Lines of data
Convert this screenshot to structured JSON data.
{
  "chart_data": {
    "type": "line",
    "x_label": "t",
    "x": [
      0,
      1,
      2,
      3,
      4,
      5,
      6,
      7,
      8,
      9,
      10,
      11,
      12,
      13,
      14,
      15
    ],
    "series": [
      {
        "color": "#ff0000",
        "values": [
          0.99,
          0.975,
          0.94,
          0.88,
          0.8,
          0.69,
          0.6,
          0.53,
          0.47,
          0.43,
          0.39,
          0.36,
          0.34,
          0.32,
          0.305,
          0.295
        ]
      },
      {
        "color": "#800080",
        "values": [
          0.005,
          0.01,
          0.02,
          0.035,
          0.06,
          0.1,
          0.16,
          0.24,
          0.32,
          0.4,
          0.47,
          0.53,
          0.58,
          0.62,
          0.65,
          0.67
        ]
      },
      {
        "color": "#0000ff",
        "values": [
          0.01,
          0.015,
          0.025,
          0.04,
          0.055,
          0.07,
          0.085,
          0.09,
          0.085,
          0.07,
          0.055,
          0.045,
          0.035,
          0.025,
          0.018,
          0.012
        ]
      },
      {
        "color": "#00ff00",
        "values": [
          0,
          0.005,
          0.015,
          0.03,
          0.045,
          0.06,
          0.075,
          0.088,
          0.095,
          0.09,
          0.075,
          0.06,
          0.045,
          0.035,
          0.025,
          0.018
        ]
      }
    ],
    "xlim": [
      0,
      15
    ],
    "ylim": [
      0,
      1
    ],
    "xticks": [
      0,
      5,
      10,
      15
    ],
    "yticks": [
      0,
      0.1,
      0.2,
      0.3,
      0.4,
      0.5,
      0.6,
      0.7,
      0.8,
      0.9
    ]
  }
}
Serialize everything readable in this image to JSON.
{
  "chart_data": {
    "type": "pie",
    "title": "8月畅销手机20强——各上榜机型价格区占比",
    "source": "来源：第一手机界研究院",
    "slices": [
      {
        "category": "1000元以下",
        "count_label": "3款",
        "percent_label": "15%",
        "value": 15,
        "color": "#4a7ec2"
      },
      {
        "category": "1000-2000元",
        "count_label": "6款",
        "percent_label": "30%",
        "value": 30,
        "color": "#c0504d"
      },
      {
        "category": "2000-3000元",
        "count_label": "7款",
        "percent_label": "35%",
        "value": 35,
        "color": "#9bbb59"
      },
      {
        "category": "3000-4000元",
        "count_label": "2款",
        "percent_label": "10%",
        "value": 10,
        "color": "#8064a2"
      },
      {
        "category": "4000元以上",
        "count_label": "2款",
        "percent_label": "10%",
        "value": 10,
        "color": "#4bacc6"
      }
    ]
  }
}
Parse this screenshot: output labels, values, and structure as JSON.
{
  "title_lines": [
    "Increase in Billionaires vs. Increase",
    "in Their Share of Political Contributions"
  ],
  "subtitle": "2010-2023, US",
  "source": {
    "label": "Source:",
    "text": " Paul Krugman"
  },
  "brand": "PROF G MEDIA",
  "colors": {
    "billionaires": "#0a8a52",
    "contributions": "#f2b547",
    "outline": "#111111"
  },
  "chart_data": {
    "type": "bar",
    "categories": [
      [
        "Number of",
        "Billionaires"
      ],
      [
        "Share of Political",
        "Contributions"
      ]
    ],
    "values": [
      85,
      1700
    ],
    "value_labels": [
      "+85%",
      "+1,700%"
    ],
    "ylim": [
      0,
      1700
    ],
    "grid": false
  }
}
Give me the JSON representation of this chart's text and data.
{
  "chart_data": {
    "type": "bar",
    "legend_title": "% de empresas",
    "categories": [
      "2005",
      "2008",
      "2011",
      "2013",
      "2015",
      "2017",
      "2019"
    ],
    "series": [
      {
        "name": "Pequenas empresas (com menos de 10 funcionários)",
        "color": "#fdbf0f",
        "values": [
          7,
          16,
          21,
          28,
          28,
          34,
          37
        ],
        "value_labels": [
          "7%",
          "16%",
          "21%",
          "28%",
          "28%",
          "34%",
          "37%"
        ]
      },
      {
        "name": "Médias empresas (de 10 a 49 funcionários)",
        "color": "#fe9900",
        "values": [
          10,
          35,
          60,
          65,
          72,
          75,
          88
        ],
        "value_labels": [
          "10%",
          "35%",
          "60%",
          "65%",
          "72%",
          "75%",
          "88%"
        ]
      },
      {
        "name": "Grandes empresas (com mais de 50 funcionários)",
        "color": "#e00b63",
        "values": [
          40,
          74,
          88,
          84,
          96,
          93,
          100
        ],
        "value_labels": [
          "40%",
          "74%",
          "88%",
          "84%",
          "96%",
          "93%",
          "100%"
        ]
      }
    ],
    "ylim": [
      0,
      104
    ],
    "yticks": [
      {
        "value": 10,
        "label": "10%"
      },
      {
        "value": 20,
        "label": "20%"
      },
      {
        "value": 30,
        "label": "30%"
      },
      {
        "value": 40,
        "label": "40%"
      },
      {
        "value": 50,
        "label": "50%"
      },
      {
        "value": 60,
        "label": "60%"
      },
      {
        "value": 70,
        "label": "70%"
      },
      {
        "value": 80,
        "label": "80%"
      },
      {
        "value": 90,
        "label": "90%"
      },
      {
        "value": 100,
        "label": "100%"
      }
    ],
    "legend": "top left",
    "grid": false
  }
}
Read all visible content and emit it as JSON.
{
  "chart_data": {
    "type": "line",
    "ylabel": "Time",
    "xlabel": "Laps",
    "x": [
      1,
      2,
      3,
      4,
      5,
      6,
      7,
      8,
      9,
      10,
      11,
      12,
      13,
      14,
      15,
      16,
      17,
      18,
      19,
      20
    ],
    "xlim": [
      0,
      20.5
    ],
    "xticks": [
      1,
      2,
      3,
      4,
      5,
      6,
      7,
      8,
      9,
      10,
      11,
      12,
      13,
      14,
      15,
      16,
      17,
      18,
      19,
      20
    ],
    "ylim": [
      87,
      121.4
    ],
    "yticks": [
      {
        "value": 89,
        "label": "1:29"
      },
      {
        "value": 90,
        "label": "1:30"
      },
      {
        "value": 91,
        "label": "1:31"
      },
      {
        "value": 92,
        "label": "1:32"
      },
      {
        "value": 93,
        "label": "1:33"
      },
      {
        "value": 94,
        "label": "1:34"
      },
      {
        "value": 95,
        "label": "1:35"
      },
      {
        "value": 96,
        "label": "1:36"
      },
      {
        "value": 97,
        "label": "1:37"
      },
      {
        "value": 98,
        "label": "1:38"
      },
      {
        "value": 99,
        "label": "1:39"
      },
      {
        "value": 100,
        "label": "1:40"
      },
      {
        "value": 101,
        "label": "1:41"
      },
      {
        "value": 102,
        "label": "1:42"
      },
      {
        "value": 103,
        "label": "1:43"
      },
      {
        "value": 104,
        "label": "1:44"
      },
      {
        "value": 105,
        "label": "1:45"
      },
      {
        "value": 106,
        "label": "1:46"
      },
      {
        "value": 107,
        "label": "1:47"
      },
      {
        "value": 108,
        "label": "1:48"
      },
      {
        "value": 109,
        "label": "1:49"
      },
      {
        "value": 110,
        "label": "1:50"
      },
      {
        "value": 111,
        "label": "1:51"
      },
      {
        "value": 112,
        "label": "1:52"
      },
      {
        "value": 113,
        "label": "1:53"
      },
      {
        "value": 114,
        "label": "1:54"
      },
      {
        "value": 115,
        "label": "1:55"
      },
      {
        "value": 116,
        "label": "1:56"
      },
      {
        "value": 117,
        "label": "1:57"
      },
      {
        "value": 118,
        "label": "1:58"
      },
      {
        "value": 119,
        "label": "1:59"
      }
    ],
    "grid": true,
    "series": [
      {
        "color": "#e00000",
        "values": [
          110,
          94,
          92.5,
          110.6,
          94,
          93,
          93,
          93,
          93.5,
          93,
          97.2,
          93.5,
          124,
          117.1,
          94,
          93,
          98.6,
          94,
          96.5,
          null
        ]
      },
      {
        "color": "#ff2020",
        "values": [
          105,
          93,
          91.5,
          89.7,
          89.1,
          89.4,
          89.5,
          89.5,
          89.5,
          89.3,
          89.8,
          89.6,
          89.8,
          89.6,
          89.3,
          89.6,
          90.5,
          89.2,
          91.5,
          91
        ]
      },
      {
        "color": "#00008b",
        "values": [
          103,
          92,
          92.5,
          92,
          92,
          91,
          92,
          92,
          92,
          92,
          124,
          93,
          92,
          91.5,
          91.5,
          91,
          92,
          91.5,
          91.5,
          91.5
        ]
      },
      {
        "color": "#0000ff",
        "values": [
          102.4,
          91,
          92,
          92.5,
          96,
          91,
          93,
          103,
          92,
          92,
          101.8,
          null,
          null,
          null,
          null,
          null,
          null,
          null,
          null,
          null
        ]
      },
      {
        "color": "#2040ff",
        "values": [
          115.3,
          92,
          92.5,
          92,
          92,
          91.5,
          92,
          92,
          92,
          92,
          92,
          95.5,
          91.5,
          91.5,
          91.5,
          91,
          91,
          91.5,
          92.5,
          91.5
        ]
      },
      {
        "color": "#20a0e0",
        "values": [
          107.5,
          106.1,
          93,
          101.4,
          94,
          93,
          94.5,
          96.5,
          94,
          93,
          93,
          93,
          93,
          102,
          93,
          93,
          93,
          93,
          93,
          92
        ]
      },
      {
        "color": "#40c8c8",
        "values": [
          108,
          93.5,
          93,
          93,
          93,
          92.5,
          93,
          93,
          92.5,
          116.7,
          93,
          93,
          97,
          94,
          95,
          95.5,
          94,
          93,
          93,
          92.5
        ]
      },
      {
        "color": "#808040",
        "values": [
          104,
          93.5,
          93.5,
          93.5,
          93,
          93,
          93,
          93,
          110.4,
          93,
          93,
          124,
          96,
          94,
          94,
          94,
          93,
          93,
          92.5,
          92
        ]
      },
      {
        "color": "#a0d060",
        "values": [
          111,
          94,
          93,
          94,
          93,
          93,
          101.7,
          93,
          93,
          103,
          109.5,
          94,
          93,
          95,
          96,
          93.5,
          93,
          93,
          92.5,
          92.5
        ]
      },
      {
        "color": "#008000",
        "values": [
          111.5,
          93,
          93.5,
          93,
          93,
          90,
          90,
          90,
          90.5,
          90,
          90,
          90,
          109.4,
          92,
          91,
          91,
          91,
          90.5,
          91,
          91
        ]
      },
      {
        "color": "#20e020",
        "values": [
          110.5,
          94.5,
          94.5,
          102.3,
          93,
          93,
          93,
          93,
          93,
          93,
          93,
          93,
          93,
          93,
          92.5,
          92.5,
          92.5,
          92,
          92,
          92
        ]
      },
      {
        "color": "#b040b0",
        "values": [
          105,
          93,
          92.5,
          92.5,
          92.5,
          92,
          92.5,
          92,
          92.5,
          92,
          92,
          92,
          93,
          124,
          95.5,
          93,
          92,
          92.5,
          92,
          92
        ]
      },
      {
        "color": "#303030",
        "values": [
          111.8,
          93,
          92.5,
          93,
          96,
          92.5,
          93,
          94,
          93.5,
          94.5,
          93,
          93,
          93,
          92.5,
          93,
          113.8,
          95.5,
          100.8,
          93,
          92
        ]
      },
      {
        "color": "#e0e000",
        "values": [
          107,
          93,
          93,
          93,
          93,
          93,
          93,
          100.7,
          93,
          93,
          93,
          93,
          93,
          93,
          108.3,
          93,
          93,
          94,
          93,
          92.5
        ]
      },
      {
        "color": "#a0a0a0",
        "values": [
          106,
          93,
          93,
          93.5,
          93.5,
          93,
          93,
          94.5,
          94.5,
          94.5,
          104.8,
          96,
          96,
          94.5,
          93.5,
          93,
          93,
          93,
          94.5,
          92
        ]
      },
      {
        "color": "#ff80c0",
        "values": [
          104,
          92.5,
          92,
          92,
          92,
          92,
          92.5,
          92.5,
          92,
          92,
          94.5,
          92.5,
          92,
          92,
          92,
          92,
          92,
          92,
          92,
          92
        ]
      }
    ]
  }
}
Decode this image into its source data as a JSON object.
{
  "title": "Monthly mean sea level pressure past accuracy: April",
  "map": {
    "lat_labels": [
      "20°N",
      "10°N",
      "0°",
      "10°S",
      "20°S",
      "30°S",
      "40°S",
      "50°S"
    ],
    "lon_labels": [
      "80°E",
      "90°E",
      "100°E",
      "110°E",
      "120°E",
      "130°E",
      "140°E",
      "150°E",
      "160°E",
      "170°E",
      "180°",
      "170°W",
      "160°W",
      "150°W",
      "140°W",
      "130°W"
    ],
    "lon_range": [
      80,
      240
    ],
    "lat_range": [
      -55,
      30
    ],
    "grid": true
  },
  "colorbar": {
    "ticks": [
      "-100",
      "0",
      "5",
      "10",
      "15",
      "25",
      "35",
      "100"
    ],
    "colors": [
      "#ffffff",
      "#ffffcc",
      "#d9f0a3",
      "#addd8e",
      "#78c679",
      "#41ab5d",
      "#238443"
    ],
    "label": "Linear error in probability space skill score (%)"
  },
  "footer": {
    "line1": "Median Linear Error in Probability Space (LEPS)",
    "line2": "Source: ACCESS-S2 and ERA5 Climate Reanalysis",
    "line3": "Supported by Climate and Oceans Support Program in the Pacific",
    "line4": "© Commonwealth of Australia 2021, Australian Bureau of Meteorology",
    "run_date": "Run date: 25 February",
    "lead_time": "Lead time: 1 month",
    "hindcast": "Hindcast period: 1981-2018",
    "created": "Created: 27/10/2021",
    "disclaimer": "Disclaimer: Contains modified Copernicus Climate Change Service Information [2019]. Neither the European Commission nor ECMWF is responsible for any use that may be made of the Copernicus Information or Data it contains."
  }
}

- Set exercise -
From the material above, count the lines that include "this" and give only the total.

- Correct result -
5